━━ INFORMATION GIVEN
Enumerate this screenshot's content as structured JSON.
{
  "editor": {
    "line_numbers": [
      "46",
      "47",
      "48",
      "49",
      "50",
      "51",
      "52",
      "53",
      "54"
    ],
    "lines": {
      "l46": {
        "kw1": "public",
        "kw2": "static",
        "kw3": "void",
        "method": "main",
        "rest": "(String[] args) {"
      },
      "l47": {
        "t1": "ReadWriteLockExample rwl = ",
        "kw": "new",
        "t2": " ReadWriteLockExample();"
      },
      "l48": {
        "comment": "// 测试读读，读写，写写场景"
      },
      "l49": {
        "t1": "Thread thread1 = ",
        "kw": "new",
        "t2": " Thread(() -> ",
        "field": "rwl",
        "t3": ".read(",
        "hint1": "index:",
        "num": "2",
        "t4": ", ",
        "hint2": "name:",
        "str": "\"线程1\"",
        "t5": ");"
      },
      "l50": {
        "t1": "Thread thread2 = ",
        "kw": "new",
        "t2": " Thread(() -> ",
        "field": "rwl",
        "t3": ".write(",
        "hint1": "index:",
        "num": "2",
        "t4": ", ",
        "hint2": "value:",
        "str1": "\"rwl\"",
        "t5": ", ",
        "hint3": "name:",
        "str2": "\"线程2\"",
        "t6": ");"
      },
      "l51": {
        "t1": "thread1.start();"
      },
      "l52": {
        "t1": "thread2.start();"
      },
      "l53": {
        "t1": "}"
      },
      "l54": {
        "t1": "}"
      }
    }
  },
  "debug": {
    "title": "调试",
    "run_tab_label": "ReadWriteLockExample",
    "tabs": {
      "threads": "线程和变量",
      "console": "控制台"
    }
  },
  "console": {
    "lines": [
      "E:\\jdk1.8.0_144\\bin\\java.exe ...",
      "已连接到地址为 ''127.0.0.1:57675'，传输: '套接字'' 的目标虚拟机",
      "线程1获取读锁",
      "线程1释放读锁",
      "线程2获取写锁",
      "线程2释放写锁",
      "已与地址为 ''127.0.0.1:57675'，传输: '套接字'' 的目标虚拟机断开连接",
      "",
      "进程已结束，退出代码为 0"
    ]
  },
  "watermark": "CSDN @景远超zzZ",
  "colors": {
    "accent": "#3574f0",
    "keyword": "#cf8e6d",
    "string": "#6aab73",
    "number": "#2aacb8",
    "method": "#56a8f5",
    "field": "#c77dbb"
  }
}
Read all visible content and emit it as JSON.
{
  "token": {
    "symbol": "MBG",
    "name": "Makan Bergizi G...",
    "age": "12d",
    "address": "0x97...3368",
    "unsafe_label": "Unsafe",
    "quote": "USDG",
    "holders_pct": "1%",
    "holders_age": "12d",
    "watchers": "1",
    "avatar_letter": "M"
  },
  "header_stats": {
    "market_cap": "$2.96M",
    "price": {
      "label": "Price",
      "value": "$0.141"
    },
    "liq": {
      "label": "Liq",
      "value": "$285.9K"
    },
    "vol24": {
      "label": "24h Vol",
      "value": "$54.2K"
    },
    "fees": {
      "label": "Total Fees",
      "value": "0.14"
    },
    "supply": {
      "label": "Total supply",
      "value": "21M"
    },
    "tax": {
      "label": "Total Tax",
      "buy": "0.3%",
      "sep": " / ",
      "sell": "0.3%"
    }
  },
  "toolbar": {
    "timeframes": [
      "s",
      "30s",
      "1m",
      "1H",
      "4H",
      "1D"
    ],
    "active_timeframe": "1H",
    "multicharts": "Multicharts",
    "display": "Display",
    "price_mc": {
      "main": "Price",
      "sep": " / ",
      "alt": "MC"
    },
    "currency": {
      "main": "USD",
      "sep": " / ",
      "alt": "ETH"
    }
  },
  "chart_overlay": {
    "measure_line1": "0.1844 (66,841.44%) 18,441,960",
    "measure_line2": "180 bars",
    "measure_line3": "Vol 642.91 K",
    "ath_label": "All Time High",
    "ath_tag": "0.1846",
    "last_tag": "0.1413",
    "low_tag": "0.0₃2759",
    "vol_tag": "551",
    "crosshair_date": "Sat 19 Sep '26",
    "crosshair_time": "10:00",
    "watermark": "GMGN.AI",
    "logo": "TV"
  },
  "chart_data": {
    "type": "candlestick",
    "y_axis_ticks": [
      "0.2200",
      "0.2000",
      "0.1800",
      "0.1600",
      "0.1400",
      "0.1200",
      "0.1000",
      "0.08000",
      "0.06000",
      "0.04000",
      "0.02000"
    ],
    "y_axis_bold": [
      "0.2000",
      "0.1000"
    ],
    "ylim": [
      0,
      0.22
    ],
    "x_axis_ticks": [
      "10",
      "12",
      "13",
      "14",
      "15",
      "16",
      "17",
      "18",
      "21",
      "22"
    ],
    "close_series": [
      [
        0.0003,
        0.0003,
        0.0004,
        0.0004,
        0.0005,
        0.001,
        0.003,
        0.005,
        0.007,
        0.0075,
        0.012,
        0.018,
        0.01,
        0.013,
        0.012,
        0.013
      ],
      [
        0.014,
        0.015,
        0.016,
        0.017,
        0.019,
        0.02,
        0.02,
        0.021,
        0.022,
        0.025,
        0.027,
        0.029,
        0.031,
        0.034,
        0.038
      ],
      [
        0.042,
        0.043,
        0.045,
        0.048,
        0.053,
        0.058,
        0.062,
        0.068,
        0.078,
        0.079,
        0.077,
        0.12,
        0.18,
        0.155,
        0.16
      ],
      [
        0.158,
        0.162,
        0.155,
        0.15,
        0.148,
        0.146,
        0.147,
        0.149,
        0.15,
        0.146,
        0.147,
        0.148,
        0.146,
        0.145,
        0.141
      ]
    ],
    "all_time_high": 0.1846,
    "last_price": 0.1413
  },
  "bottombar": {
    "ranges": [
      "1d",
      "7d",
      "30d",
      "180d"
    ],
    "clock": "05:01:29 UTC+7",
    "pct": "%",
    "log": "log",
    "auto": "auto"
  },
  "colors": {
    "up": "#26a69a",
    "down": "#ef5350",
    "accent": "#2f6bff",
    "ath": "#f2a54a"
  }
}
━━━━
### WHAT THIS TASK INVOLVES
Type out the full listing again, exactly as given.

### CORRECT RESULT
Enumerate this screenshot's content as structured JSON.
{
  "editor": {
    "line_numbers": [
      "46",
      "47",
      "48",
      "49",
      "50",
      "51",
      "52",
      "53",
      "54"
    ],
    "lines": {
      "l46": {
        "kw1": "public",
        "kw2": "static",
        "kw3": "void",
        "method": "main",
        "rest": "(String[] args) {"
      },
      "l47": {
        "t1": "ReadWriteLockExample rwl = ",
        "kw": "new",
        "t2": " ReadWriteLockExample();"
      },
      "l48": {
        "comment": "// 测试读读，读写，写写场景"
      },
      "l49": {
        "t1": "Thread thread1 = ",
        "kw": "new",
        "t2": " Thread(() -> ",
        "field": "rwl",
        "t3": ".read(",
        "hint1": "index:",
        "num": "2",
        "t4": ", ",
        "hint2": "name:",
        "str": "\"线程1\"",
        "t5": ");"
      },
      "l50": {
        "t1": "Thread thread2 = ",
        "kw": "new",
        "t2": " Thread(() -> ",
        "field": "rwl",
        "t3": ".write(",
        "hint1": "index:",
        "num": "2",
        "t4": ", ",
        "hint2": "value:",
        "str1": "\"rwl\"",
        "t5": ", ",
        "hint3": "name:",
        "str2": "\"线程2\"",
        "t6": ");"
      },
      "l51": {
        "t1": "thread1.start();"
      },
      "l52": {
        "t1": "thread2.start();"
      },
      "l53": {
        "t1": "}"
      },
      "l54": {
        "t1": "}"
      }
    }
  },
  "debug": {
    "title": "调试",
    "run_tab_label": "ReadWriteLockExample",
    "tabs": {
      "threads": "线程和变量",
      "console": "控制台"
    }
  },
  "console": {
    "lines": [
      "E:\\jdk1.8.0_144\\bin\\java.exe ...",
      "已连接到地址为 ''127.0.0.1:57675'，传输: '套接字'' 的目标虚拟机",
      "线程1获取读锁",
      "线程1释放读锁",
      "线程2获取写锁",
      "线程2释放写锁",
      "已与地址为 ''127.0.0.1:57675'，传输: '套接字'' 的目标虚拟机断开连接",
      "",
      "进程已结束，退出代码为 0"
    ]
  },
  "watermark": "CSDN @景远超zzZ",
  "colors": {
    "accent": "#3574f0",
    "keyword": "#cf8e6d",
    "string": "#6aab73",
    "number": "#2aacb8",
    "method": "#56a8f5",
    "field": "#c77dbb"
  }
}
Read all visible content and emit it as JSON.
{
  "token": {
    "symbol": "MBG",
    "name": "Makan Bergizi G...",
    "age": "12d",
    "address": "0x97...3368",
    "unsafe_label": "Unsafe",
    "quote": "USDG",
    "holders_pct": "1%",
    "holders_age": "12d",
    "watchers": "1",
    "avatar_letter": "M"
  },
  "header_stats": {
    "market_cap": "$2.96M",
    "price": {
      "label": "Price",
      "value": "$0.141"
    },
    "liq": {
      "label": "Liq",
      "value": "$285.9K"
    },
    "vol24": {
      "label": "24h Vol",
      "value": "$54.2K"
    },
    "fees": {
      "label": "Total Fees",
      "value": "0.14"
    },
    "supply": {
      "label": "Total supply",
      "value": "21M"
    },
    "tax": {
      "label": "Total Tax",
      "buy": "0.3%",
      "sep": " / ",
      "sell": "0.3%"
    }
  },
  "toolbar": {
    "timeframes": [
      "s",
      "30s",
      "1m",
      "1H",
      "4H",
      "1D"
    ],
    "active_timeframe": "1H",
    "multicharts": "Multicharts",
    "display": "Display",
    "price_mc": {
      "main": "Price",
      "sep": " / ",
      "alt": "MC"
    },
    "currency": {
      "main": "USD",
      "sep": " / ",
      "alt": "ETH"
    }
  },
  "chart_overlay": {
    "measure_line1": "0.1844 (66,841.44%) 18,441,960",
    "measure_line2": "180 bars",
    "measure_line3": "Vol 642.91 K",
    "ath_label": "All Time High",
    "ath_tag": "0.1846",
    "last_tag": "0.1413",
    "low_tag": "0.0₃2759",
    "vol_tag": "551",
    "crosshair_date": "Sat 19 Sep '26",
    "crosshair_time": "10:00",
    "watermark": "GMGN.AI",
    "logo": "TV"
  },
  "chart_data": {
    "type": "candlestick",
    "y_axis_ticks": [
      "0.2200",
      "0.2000",
      "0.1800",
      "0.1600",
      "0.1400",
      "0.1200",
      "0.1000",
      "0.08000",
      "0.06000",
      "0.04000",
      "0.02000"
    ],
    "y_axis_bold": [
      "0.2000",
      "0.1000"
    ],
    "ylim": [
      0,
      0.22
    ],
    "x_axis_ticks": [
      "10",
      "12",
      "13",
      "14",
      "15",
      "16",
      "17",
      "18",
      "21",
      "22"
    ],
    "close_series": [
      [
        0.0003,
        0.0003,
        0.0004,
        0.0004,
        0.0005,
        0.001,
        0.003,
        0.005,
        0.007,
        0.0075,
        0.012,
        0.018,
        0.01,
        0.013,
        0.012,
        0.013
      ],
      [
        0.014,
        0.015,
        0.016,
        0.017,
        0.019,
        0.02,
        0.02,
        0.021,
        0.022,
        0.025,
        0.027,
        0.029,
        0.031,
        0.034,
        0.038
      ],
      [
        0.042,
        0.043,
        0.045,
        0.048,
        0.053,
        0.058,
        0.062,
        0.068,
        0.078,
        0.079,
        0.077,
        0.12,
        0.18,
        0.155,
        0.16
      ],
      [
        0.158,
        0.162,
        0.155,
        0.15,
        0.148,
        0.146,
        0.147,
        0.149,
        0.15,
        0.146,
        0.147,
        0.148,
        0.146,
        0.145,
        0.141
      ]
    ],
    "all_time_high": 0.1846,
    "last_price": 0.1413
  },
  "bottombar": {
    "ranges": [
      "1d",
      "7d",
      "30d",
      "180d"
    ],
    "clock": "05:01:29 UTC+7",
    "pct": "%",
    "log": "log",
    "auto": "auto"
  },
  "colors": {
    "up": "#26a69a",
    "down": "#ef5350",
    "accent": "#2f6bff",
    "ath": "#f2a54a"
  }
}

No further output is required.